| Material shown |
####################
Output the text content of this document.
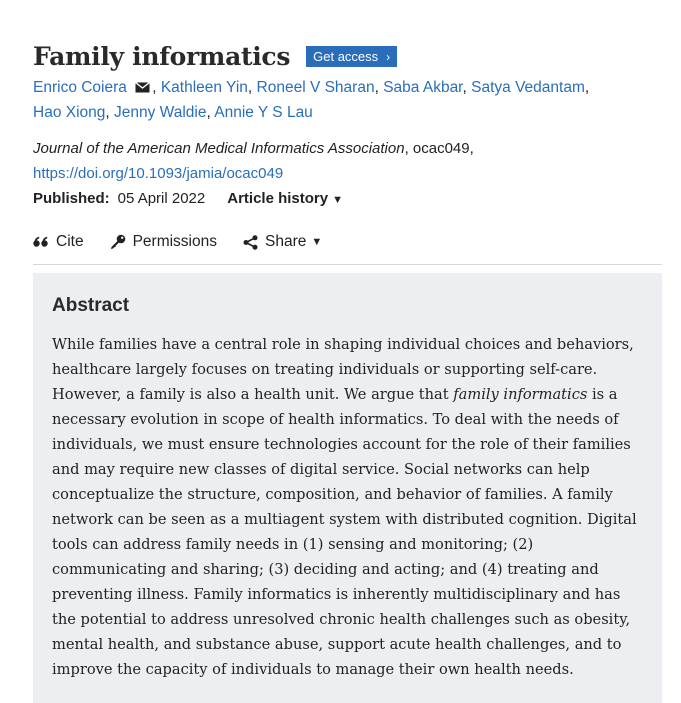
Family informatics Get access ›
Enrico Coiera , Kathleen Yin, Roneel V Sharan, Saba Akbar, Satya Vedantam,
Hao Xiong, Jenny Waldie, Annie Y S Lau
Journal of the American Medical Informatics Association, ocac049,
https://doi.org/10.1093/jamia/ocac049
Published: 05 April 2022 Article history ▼
Cite	Permissions	Share ▼
Abstract

While families have a central role in shaping individual choices and behaviors, healthcare largely focuses on treating individuals or supporting self-care. However, a family is also a health unit. We argue that family informatics is a necessary evolution in scope of health informatics. To deal with the needs of individuals, we must ensure technologies account for the role of their families and may require new classes of digital service. Social networks can help conceptualize the structure, composition, and behavior of families. A family network can be seen as a multiagent system with distributed cognition. Digital tools can address family needs in (1) sensing and monitoring; (2) communicating and sharing; (3) deciding and acting; and (4) treating and preventing illness. Family informatics is inherently multidisciplinary and has the potential to address unresolved chronic health challenges such as obesity, mental health, and substance abuse, support acute health challenges, and to improve the capacity of individuals to manage their own health needs.
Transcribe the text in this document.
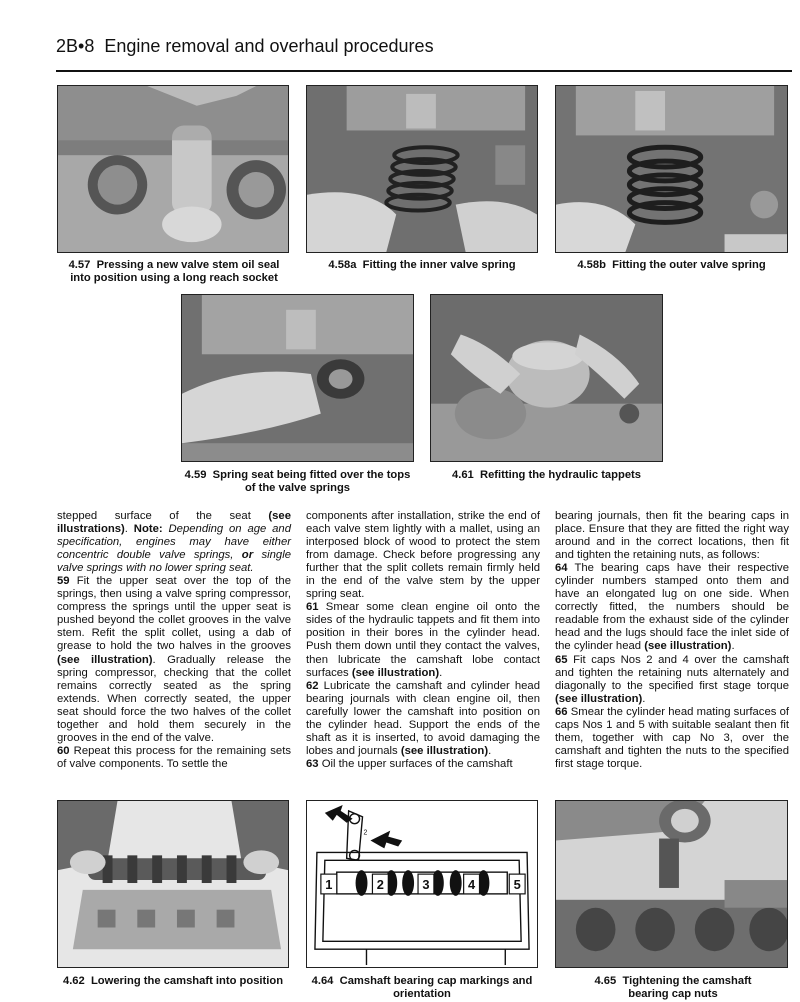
2B•8 Engine removal and overhaul procedures
4.57 Pressing a new valve stem oil seal into position using a long reach socket
4.58a Fitting the inner valve spring	4.58b Fitting the outer valve spring
4.59 Spring seat being fitted over the tops of the valve springs
4.61 Refitting the hydraulic tappets

stepped surface of the seat (see illustrations). Note: Depending on age and specification, engines may have either concentric double valve springs, or single valve springs with no lower spring seat.

59 Fit the upper seat over the top of the springs, then using a valve spring compressor, compress the springs until the upper seat is pushed beyond the collet grooves in the valve stem. Refit the split collet, using a dab of grease to hold the two halves in the grooves (see illustration). Gradually release the spring compressor, checking that the collet remains correctly seated as the spring extends. When correctly seated, the upper seat should force the two halves of the collet together and hold them securely in the grooves in the end of the valve.

60 Repeat this process for the remaining sets of valve components. To settle the

components after installation, strike the end of each valve stem lightly with a mallet, using an interposed block of wood to protect the stem from damage. Check before progressing any further that the split collets remain firmly held in the end of the valve stem by the upper spring seat.

61 Smear some clean engine oil onto the sides of the hydraulic tappets and fit them into position in their bores in the cylinder head. Push them down until they contact the valves, then lubricate the camshaft lobe contact surfaces (see illustration).

62 Lubricate the camshaft and cylinder head bearing journals with clean engine oil, then carefully lower the camshaft into position on the cylinder head. Support the ends of the shaft as it is inserted, to avoid damaging the lobes and journals (see illustration).

63 Oil the upper surfaces of the camshaft

bearing journals, then fit the bearing caps in place. Ensure that they are fitted the right way around and in the correct locations, then fit and tighten the retaining nuts, as follows:

64 The bearing caps have their respective cylinder numbers stamped onto them and have an elongated lug on one side. When correctly fitted, the numbers should be readable from the exhaust side of the cylinder head and the lugs should face the inlet side of the cylinder head (see illustration).

65 Fit caps Nos 2 and 4 over the camshaft and tighten the retaining nuts alternately and diagonally to the specified first stage torque (see illustration).

66 Smear the cylinder head mating surfaces of caps Nos 1 and 5 with suitable sealant then fit them, together with cap No 3, over the camshaft and tighten the nuts to the specified first stage torque.

4.62 Lowering the camshaft into position
1	2	3	4	5
2
4.64 Camshaft bearing cap markings and orientation
4.65 Tightening the camshaft bearing cap nuts
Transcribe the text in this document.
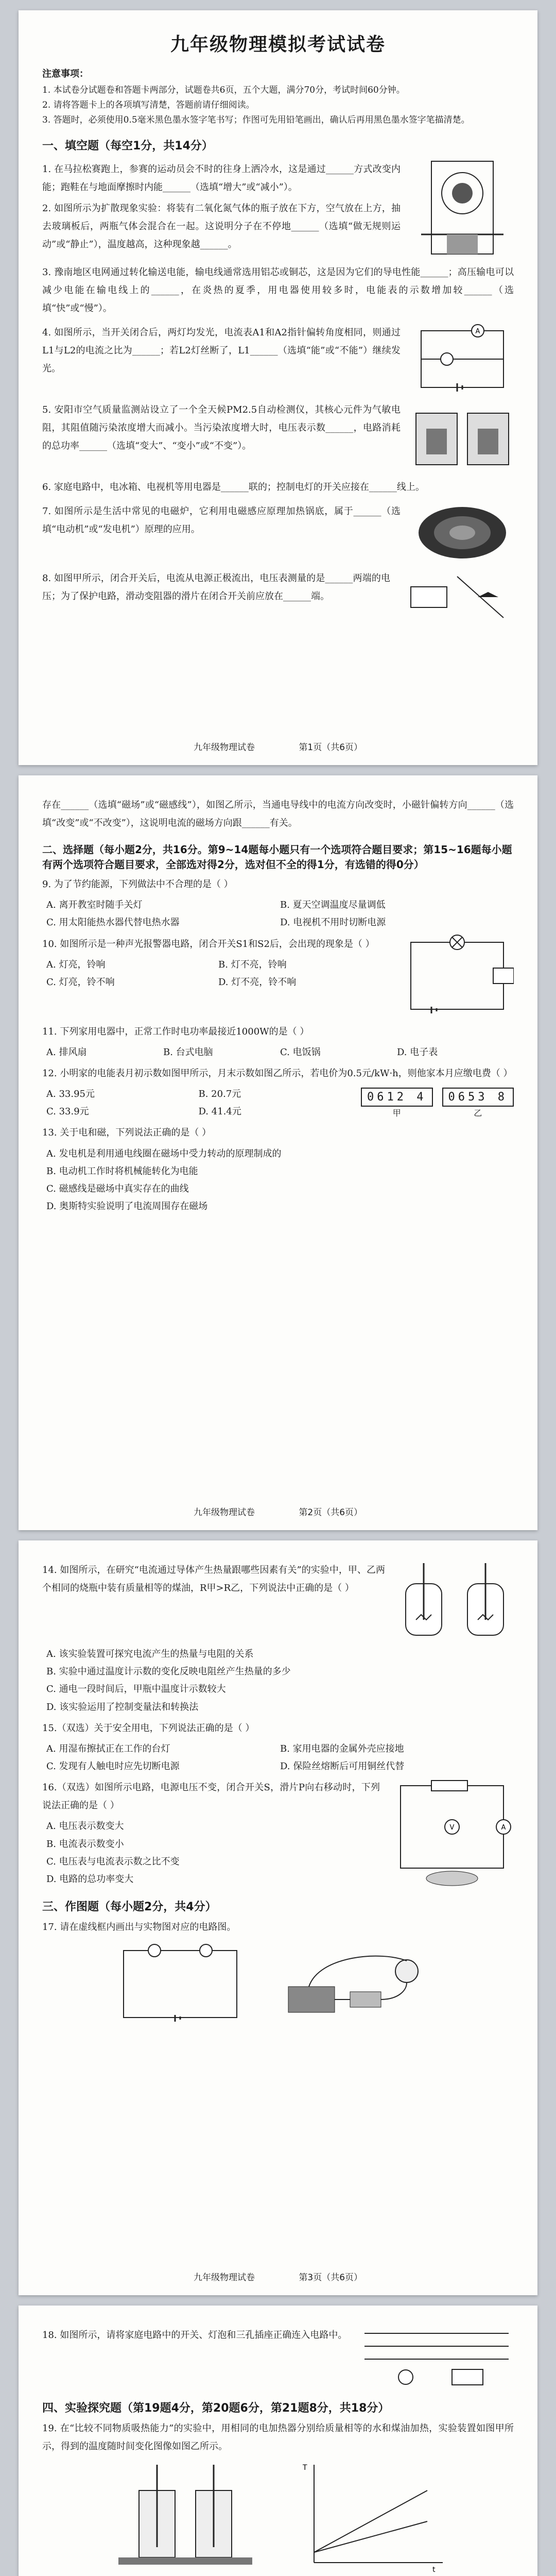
九年级物理模拟考试试卷
注意事项：
1. 本试卷分试题卷和答题卡两部分，试题卷共6页，五个大题，满分70分，考试时间60分钟。
2. 请将答题卡上的各项填写清楚，答题前请仔细阅读。
3. 答题时，必须使用0.5毫米黑色墨水签字笔书写；作图可先用铅笔画出，确认后再用黑色墨水签字笔描清楚。
一、填空题（每空1分，共14分）
1. 在马拉松赛跑上，参赛的运动员会不时的往身上洒冷水，这是通过______方式改变内能；跑鞋在与地面摩擦时内能______（选填“增大”或“减小”）。
2. 如图所示为扩散现象实验：将装有二氧化氮气体的瓶子放在下方，空气放在上方，抽去玻璃板后，两瓶气体会混合在一起。这说明分子在不停地______（选填“做无规则运动”或“静止”），温度越高，这种现象越______。
3. 豫南地区电网通过转化输送电能，输电线通常选用铝芯或铜芯，这是因为它们的导电性能______；高压输电可以减少电能在输电线上的______，在炎热的夏季，用电器使用较多时，电能表的示数增加较______（选填“快”或“慢”）。
4. 如图所示，当开关闭合后，两灯均发光，电流表A1和A2指针偏转角度相同，则通过L1与L2的电流之比为______；若L2灯丝断了，L1______（选填“能”或“不能”）继续发光。
A
5. 安阳市空气质量监测站设立了一个全天候PM2.5自动检测仪，其核心元件为气敏电阻，其阻值随污染浓度增大而减小。当污染浓度增大时，电压表示数______，电路消耗的总功率______（选填“变大”、“变小”或“不变”）。
6. 家庭电路中，电冰箱、电视机等用电器是______联的；控制电灯的开关应接在______线上。
7. 如图所示是生活中常见的电磁炉，它利用电磁感应原理加热锅底，属于______（选填“电动机”或“发电机”）原理的应用。
8. 如图甲所示，闭合开关后，电流从电源正极流出，电压表测量的是______两端的电压；为了保护电路，滑动变阻器的滑片在闭合开关前应放在______端。
九年级物理试卷	第1页（共6页）
存在______（选填“磁场”或“磁感线”），如图乙所示，当通电导线中的电流方向改变时，小磁针偏转方向______（选填“改变”或“不改变”），这说明电流的磁场方向跟______有关。
二、选择题（每小题2分，共16分。第9~14题每小题只有一个选项符合题目要求；第15~16题每小题有两个选项符合题目要求，全部选对得2分，选对但不全的得1分，有选错的得0分）
9. 为了节约能源，下列做法中不合理的是（ ）
A. 离开教室时随手关灯	B. 夏天空调温度尽量调低
C. 用太阳能热水器代替电热水器	D. 电视机不用时切断电源
10. 如图所示是一种声光报警器电路，闭合开关S1和S2后，会出现的现象是（ ）
A. 灯亮，铃响	B. 灯不亮，铃响
C. 灯亮，铃不响	D. 灯不亮，铃不响
11. 下列家用电器中，正常工作时电功率最接近1000W的是（ ）
A. 排风扇	B. 台式电脑	C. 电饭锅	D. 电子表
12. 小明家的电能表月初示数如图甲所示，月末示数如图乙所示，若电价为0.5元/kW·h，则他家本月应缴电费（ ）
A. 33.95元	B. 20.7元
C. 33.9元	D. 41.4元
0612 4
甲
0653 8
乙
13. 关于电和磁，下列说法正确的是（ ）
A. 发电机是利用通电线圈在磁场中受力转动的原理制成的
B. 电动机工作时将机械能转化为电能
C. 磁感线是磁场中真实存在的曲线
D. 奥斯特实验说明了电流周围存在磁场
九年级物理试卷	第2页（共6页）
14. 如图所示，在研究“电流通过导体产生热量跟哪些因素有关”的实验中，甲、乙两个相同的烧瓶中装有质量相等的煤油，R甲>R乙，下列说法中正确的是（ ）
A. 该实验装置可探究电流产生的热量与电阻的关系
B. 实验中通过温度计示数的变化反映电阻丝产生热量的多少
C. 通电一段时间后，甲瓶中温度计示数较大
D. 该实验运用了控制变量法和转换法
15.（双选）关于安全用电，下列说法正确的是（ ）
A. 用湿布擦拭正在工作的台灯	B. 家用电器的金属外壳应接地
C. 发现有人触电时应先切断电源	D. 保险丝熔断后可用铜丝代替
16.（双选）如图所示电路，电源电压不变，闭合开关S，滑片P向右移动时，下列说法正确的是（ ）
A. 电压表示数变大
B. 电流表示数变小
C. 电压表与电流表示数之比不变
D. 电路的总功率变大
A
V
三、作图题（每小题2分，共4分）
17. 请在虚线框内画出与实物图对应的电路图。
九年级物理试卷	第3页（共6页）
18. 如图所示，请将家庭电路中的开关、灯泡和三孔插座正确连入电路中。
四、实验探究题（第19题4分，第20题6分，第21题8分，共18分）
19. 在“比较不同物质吸热能力”的实验中，用相同的电加热器分别给质量相等的水和煤油加热，实验装置如图甲所示，得到的温度随时间变化图像如图乙所示。
t
T
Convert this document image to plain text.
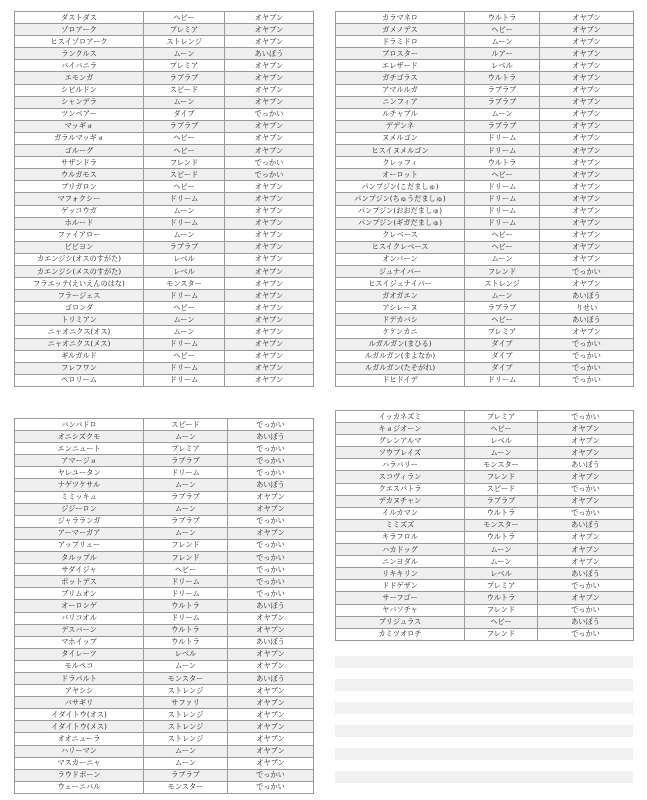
ダストダス	ヘビー	オヤブン
ゾロアーク	プレミア	オヤブン
ヒスイゾロアーク	ストレンジ	オヤブン
ランクルス	ムーン	あいぼう
バイバニラ	プレミア	オヤブン
エモンガ	ラブラブ	オヤブン
シビルドン	スピード	オヤブン
シャンデラ	ムーン	オヤブン
ツンベアー	ダイブ	でっかい
マッギョ	ラブラブ	オヤブン
ガラルマッギョ	ヘビー	オヤブン
ゴルーグ	ヘビー	オヤブン
サザンドラ	フレンド	でっかい
ウルガモス	スピード	でっかい
ブリガロン	ヘビー	オヤブン
マフォクシー	ドリーム	オヤブン
ゲッコウガ	ムーン	オヤブン
ホルード	ドリーム	オヤブン
ファイアロー	ムーン	オヤブン
ビビヨン	ラブラブ	オヤブン
カエンジシ(オスのすがた)	レベル	オヤブン
カエンジシ(メスのすがた)	レベル	オヤブン
フラエッテ(えいえんのはな)	モンスター	オヤブン
フラージェス	ドリーム	オヤブン
ゴロンダ	ヘビー	オヤブン
トリミアン	ムーン	オヤブン
ニャオニクス(オス)	ムーン	オヤブン
ニャオニクス(メス)	ドリーム	オヤブン
ギルガルド	ヘビー	オヤブン
フレフワン	ドリーム	オヤブン
ペロリーム	ドリーム	オヤブン
カラマネロ	ウルトラ	オヤブン
ガメノデス	ヘビー	オヤブン
ドラミドロ	ムーン	オヤブン
ブロスター	ルアー	オヤブン
エレザード	レベル	オヤブン
ガチゴラス	ウルトラ	オヤブン
アマルルガ	ラブラブ	オヤブン
ニンフィア	ラブラブ	オヤブン
ルチャブル	ムーン	オヤブン
デデンネ	ラブラブ	オヤブン
ヌメルゴン	ドリーム	オヤブン
ヒスイヌメルゴン	ドリーム	オヤブン
クレッフィ	ウルトラ	オヤブン
オーロット	ヘビー	オヤブン
パンプジン(こだましゅ)	ドリーム	オヤブン
パンプジン(ちゅうだましゅ)	ドリーム	オヤブン
パンプジン(おおだましゅ)	ドリーム	オヤブン
パンプジン(ギガだましゅ)	ドリーム	オヤブン
クレベース	ヘビー	オヤブン
ヒスイクレベース	ヘビー	オヤブン
オンバーン	ムーン	オヤブン
ジュナイパー	フレンド	でっかい
ヒスイジュナイパー	ストレンジ	オヤブン
ガオガエン	ムーン	あいぼう
アシレーヌ	ラブラブ	りせい
ドデカバシ	ヘビー	あいぼう
ケケンカニ	プレミア	オヤブン
ルガルガン(まひる)	ダイブ	でっかい
ルガルガン(まよなか)	ダイブ	でっかい
ルガルガン(たそがれ)	ダイブ	でっかい
ドヒドイデ	ドリーム	でっかい
バンバドロ	スピード	でっかい
オニシズクモ	ムーン	あいぼう
エンニュート	プレミア	でっかい
アマージョ	ラブラブ	でっかい
ヤレユータン	ドリーム	でっかい
ナゲツケサル	ムーン	あいぼう
ミミッキュ	ラブラブ	オヤブン
ジジーロン	ムーン	オヤブン
ジャラランガ	ラブラブ	でっかい
アーマーガア	ムーン	オヤブン
アップリュー	フレンド	でっかい
タルップル	フレンド	でっかい
サダイジャ	ヘビー	でっかい
ポットデス	ドリーム	でっかい
ブリムオン	ドリーム	でっかい
オーロンゲ	ウルトラ	あいぼう
バリコオル	ドリーム	オヤブン
デスバーン	ウルトラ	オヤブン
マホイップ	ウルトラ	あいぼう
タイレーツ	レベル	オヤブン
モルペコ	ムーン	オヤブン
ドラパルト	モンスター	あいぼう
アヤシシ	ストレンジ	オヤブン
バサギリ	サファリ	オヤブン
イダイトウ(オス)	ストレンジ	オヤブン
イダイトウ(メス)	ストレンジ	オヤブン
オオニューラ	ストレンジ	オヤブン
ハリーマン	ムーン	オヤブン
マスカーニャ	ムーン	オヤブン
ラウドボーン	ラブラブ	でっかい
ウェーニバル	モンスター	でっかい
イッカネズミ	プレミア	でっかい
キョジオーン	ヘビー	オヤブン
グレンアルマ	レベル	オヤブン
ソウブレイズ	ムーン	オヤブン
ハラバリー	モンスター	あいぼう
スコヴィラン	フレンド	オヤブン
クエスパトラ	スピード	でっかい
デカヌチャン	ラブラブ	オヤブン
イルカマン	ウルトラ	でっかい
ミミズズ	モンスター	あいぼう
キラフロル	ウルトラ	オヤブン
ハカドッグ	ムーン	オヤブン
ニンヨダル	ムーン	オヤブン
リキキリン	レベル	あいぼう
ドドゲザン	プレミア	でっかい
サーフゴー	ウルトラ	オヤブン
ヤバソチャ	フレンド	でっかい
ブリジュラス	ヘビー	あいぼう
カミツオロチ	フレンド	でっかい
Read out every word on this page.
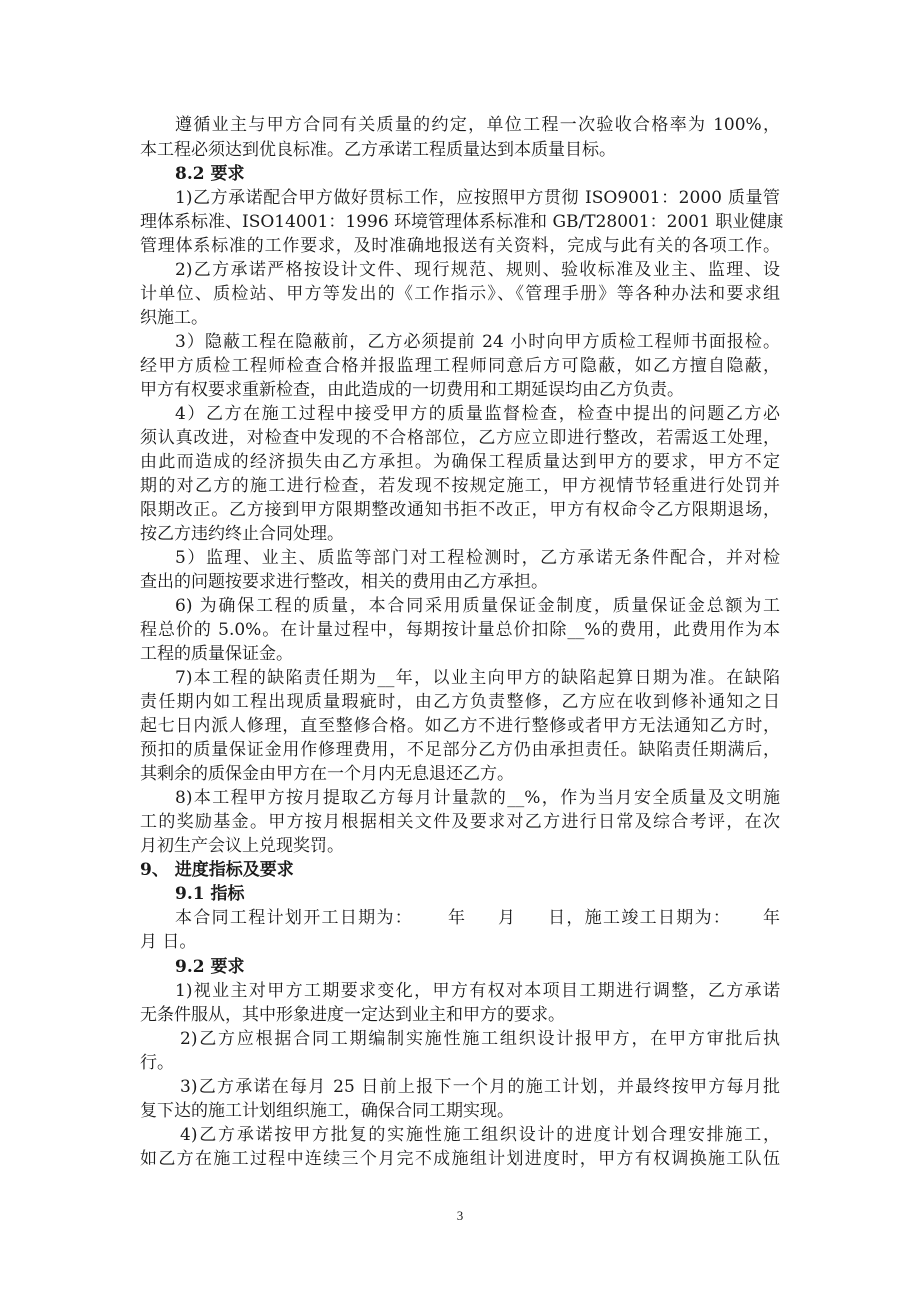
遵循业主与甲方合同有关质量的约定，单位工程一次验收合格率为 100%，
本工程必须达到优良标准。乙方承诺工程质量达到本质量目标。
8.2 要求
1)乙方承诺配合甲方做好贯标工作，应按照甲方贯彻 ISO9001：2000 质量管
理体系标准、ISO14001：1996 环境管理体系标准和 GB/T28001：2001 职业健康
管理体系标准的工作要求，及时准确地报送有关资料，完成与此有关的各项工作。
2)乙方承诺严格按设计文件、现行规范、规则、验收标准及业主、监理、设
计单位、质检站、甲方等发出的《工作指示》、《管理手册》等各种办法和要求组
织施工。
3）隐蔽工程在隐蔽前，乙方必须提前 24 小时向甲方质检工程师书面报检。
经甲方质检工程师检查合格并报监理工程师同意后方可隐蔽，如乙方擅自隐蔽，
甲方有权要求重新检查，由此造成的一切费用和工期延误均由乙方负责。
4）乙方在施工过程中接受甲方的质量监督检查，检查中提出的问题乙方必
须认真改进，对检查中发现的不合格部位，乙方应立即进行整改，若需返工处理，
由此而造成的经济损失由乙方承担。为确保工程质量达到甲方的要求，甲方不定
期的对乙方的施工进行检查，若发现不按规定施工，甲方视情节轻重进行处罚并
限期改正。乙方接到甲方限期整改通知书拒不改正，甲方有权命令乙方限期退场，
按乙方违约终止合同处理。
5）监理、业主、质监等部门对工程检测时，乙方承诺无条件配合，并对检
查出的问题按要求进行整改，相关的费用由乙方承担。
6) 为确保工程的质量，本合同采用质量保证金制度，质量保证金总额为工
程总价的 5.0%。在计量过程中，每期按计量总价扣除__%的费用，此费用作为本
工程的质量保证金。
7)本工程的缺陷责任期为__年，以业主向甲方的缺陷起算日期为准。在缺陷
责任期内如工程出现质量瑕疵时，由乙方负责整修，乙方应在收到修补通知之日
起七日内派人修理，直至整修合格。如乙方不进行整修或者甲方无法通知乙方时，
预扣的质量保证金用作修理费用，不足部分乙方仍由承担责任。缺陷责任期满后，
其剩余的质保金由甲方在一个月内无息退还乙方。
8)本工程甲方按月提取乙方每月计量款的__%，作为当月安全质量及文明施
工的奖励基金。甲方按月根据相关文件及要求对乙方进行日常及综合考评，在次
月初生产会议上兑现奖罚。
9、 进度指标及要求
9.1 指标
本合同工程计划开工日期为：　　 年 　 月 　 日，施工竣工日期为： 　 年
月 日。
9.2 要求
1)视业主对甲方工期要求变化，甲方有权对本项目工期进行调整，乙方承诺
无条件服从，其中形象进度一定达到业主和甲方的要求。
2)乙方应根据合同工期编制实施性施工组织设计报甲方，在甲方审批后执
行。
3)乙方承诺在每月 25 日前上报下一个月的施工计划，并最终按甲方每月批
复下达的施工计划组织施工，确保合同工期实现。
4)乙方承诺按甲方批复的实施性施工组织设计的进度计划合理安排施工，
如乙方在施工过程中连续三个月完不成施组计划进度时，甲方有权调换施工队伍
3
####################
| Instructions for the task |
Give only the number of lines in the preceding material that contain the string "retaining".

| Exercise response |
2